Directions -> Find the lines holding "title" and copy them.

Data lines ->

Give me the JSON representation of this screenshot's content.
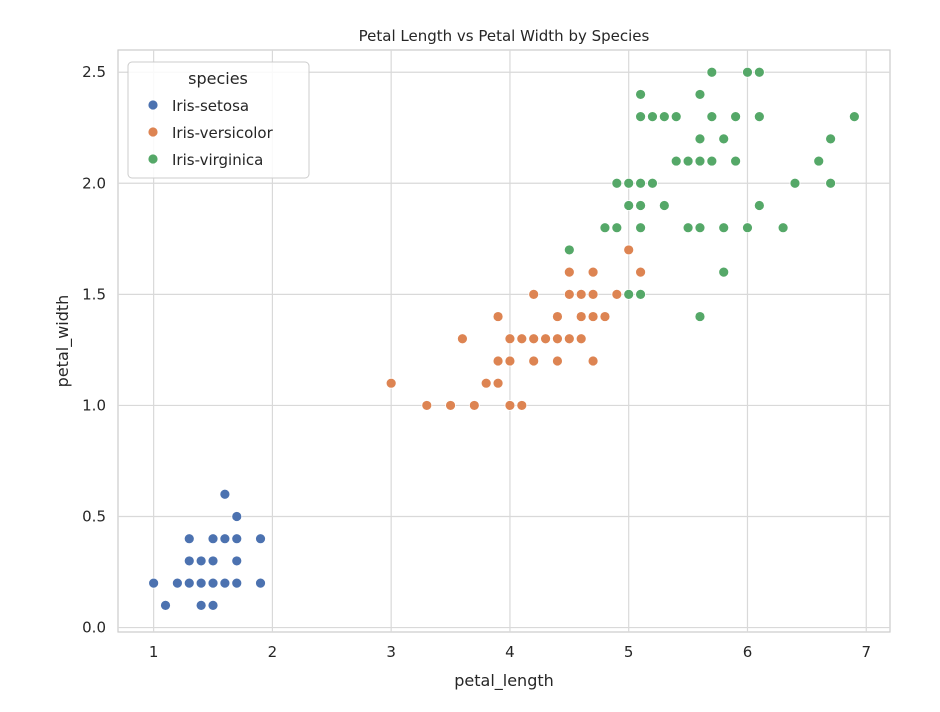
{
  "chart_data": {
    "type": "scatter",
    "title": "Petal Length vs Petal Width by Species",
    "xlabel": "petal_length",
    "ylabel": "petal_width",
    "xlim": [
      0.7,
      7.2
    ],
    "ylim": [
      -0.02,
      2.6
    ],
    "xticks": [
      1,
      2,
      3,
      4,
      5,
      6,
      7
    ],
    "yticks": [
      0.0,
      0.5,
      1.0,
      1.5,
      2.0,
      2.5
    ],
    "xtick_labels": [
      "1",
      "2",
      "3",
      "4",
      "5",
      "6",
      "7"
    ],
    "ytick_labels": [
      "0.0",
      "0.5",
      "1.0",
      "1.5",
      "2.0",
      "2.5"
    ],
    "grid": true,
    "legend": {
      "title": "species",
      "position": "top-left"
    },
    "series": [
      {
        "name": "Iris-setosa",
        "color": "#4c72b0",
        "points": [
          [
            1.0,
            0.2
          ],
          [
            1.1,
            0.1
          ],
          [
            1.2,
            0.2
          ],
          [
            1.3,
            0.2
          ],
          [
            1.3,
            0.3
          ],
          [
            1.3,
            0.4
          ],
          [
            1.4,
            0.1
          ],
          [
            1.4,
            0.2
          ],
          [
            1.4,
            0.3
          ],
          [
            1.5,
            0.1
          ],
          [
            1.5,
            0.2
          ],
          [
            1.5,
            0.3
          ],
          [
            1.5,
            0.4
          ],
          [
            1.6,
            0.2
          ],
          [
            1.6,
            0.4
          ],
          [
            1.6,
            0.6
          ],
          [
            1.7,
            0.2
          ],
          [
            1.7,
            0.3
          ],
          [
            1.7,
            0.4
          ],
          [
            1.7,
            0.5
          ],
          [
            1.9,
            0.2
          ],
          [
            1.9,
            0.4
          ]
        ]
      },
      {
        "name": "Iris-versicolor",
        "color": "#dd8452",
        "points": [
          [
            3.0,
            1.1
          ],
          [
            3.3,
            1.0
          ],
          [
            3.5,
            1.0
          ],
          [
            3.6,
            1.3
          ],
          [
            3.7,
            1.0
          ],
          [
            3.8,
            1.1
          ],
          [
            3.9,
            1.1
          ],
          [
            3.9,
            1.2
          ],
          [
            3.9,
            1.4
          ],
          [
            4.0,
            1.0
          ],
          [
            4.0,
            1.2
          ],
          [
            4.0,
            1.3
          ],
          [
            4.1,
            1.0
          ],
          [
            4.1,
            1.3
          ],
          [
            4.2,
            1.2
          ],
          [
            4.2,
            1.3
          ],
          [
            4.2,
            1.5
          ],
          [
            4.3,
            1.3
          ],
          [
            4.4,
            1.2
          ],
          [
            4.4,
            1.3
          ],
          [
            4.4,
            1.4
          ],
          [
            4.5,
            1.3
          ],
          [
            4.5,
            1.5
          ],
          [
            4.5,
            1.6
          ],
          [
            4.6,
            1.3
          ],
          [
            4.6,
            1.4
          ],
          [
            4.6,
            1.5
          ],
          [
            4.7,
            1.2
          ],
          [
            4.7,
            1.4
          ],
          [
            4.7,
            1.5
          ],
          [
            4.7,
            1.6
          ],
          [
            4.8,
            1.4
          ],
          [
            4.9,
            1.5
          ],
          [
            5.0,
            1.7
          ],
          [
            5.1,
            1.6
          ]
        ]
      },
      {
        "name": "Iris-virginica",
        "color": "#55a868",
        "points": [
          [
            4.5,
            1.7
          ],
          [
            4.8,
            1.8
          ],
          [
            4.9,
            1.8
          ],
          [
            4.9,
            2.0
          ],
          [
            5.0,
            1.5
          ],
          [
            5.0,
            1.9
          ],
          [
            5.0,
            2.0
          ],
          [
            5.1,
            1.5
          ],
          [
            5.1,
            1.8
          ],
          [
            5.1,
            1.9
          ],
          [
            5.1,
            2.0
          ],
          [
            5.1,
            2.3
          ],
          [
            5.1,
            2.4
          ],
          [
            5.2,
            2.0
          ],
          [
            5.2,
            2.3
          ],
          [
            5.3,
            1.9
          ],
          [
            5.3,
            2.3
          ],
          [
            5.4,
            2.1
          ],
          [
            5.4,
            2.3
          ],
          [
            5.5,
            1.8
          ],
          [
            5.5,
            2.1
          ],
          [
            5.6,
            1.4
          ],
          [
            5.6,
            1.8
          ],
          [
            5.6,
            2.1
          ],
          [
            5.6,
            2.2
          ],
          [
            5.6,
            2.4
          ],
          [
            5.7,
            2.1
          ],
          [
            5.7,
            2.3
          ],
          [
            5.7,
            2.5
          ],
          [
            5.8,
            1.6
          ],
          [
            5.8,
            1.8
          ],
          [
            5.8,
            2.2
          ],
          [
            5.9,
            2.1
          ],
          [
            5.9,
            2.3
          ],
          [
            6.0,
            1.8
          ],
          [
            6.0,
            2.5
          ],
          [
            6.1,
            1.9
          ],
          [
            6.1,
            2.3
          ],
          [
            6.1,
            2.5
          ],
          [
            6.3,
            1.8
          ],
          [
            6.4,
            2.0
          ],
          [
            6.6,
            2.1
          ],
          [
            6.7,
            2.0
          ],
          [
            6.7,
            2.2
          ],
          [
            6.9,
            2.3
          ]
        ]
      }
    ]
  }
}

Exercise response ->
    "title": "Petal Length vs Petal Width by Species",
      "title": "species",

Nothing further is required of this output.